[Records about charts and figures]
%%

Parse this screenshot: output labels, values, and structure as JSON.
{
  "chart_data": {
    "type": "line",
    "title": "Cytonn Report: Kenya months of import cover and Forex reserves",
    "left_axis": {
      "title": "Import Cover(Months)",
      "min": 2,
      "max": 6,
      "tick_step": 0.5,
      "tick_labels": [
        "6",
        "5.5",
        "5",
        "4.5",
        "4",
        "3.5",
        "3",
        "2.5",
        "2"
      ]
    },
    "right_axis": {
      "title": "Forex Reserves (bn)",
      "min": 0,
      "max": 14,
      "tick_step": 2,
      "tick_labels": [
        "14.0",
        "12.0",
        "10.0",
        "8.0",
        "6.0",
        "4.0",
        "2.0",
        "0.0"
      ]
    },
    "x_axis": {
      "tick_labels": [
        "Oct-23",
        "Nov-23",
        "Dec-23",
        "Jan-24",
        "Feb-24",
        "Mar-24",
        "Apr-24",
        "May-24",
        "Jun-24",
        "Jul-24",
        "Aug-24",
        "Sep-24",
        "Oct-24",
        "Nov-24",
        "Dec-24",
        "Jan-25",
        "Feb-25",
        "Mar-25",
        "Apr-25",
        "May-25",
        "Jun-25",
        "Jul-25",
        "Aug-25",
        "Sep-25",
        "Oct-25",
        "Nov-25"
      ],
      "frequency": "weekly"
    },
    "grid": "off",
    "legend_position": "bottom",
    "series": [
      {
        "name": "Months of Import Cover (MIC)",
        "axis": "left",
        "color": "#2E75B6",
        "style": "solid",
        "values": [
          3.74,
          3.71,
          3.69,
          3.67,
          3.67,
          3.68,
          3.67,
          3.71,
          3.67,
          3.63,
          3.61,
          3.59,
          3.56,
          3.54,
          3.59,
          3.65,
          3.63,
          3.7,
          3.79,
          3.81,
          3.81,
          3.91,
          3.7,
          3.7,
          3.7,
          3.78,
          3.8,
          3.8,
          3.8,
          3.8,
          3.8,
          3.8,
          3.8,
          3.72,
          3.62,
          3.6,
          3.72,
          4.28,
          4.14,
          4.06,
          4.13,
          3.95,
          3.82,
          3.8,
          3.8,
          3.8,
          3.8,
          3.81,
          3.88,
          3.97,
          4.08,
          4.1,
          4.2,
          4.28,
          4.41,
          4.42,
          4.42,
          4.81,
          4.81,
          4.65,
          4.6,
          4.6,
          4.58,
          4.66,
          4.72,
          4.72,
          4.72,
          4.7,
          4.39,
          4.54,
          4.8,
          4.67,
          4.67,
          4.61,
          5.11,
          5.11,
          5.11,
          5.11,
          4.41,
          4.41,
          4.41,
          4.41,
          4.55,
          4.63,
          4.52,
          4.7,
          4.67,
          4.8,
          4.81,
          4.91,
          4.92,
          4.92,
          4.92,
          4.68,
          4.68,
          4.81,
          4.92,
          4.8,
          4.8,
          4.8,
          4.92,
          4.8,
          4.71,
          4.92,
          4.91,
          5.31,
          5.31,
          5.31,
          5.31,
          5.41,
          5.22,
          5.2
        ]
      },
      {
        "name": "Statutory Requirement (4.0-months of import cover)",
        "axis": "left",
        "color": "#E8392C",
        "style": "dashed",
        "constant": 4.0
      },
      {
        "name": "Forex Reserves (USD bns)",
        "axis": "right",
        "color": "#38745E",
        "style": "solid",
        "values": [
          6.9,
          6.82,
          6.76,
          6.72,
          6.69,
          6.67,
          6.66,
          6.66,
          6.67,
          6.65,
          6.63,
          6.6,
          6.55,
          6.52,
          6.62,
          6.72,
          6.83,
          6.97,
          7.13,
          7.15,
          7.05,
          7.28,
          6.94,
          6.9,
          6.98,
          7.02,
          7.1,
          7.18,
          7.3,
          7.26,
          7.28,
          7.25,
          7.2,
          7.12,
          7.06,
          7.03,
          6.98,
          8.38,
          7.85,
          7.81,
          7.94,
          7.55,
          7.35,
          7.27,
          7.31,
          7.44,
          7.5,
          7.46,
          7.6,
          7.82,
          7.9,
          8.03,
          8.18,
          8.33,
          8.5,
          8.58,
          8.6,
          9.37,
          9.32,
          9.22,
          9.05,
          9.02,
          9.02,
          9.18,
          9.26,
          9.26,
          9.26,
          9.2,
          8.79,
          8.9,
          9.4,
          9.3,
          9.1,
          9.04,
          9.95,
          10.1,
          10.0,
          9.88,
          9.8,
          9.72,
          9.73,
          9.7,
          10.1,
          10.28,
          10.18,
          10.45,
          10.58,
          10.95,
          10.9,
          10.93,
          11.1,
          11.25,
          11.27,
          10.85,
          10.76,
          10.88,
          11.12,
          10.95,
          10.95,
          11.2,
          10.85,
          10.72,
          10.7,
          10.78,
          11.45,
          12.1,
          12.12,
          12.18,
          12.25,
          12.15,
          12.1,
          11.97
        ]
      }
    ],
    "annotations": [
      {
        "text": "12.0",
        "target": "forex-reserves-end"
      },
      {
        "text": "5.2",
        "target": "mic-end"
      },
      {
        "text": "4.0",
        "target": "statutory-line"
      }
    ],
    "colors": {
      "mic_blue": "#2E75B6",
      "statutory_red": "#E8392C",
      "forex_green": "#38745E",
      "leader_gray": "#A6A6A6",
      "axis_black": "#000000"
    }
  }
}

%%

- GIVEN PROBLEM -
Search the lines above for the string "title", then show every one that has it.

- WRITTEN SOLUTION -
    "title": "Cytonn Report: Kenya months of import cover and Forex reserves",
      "title": "Import Cover(Months)",
      "title": "Forex Reserves (bn)",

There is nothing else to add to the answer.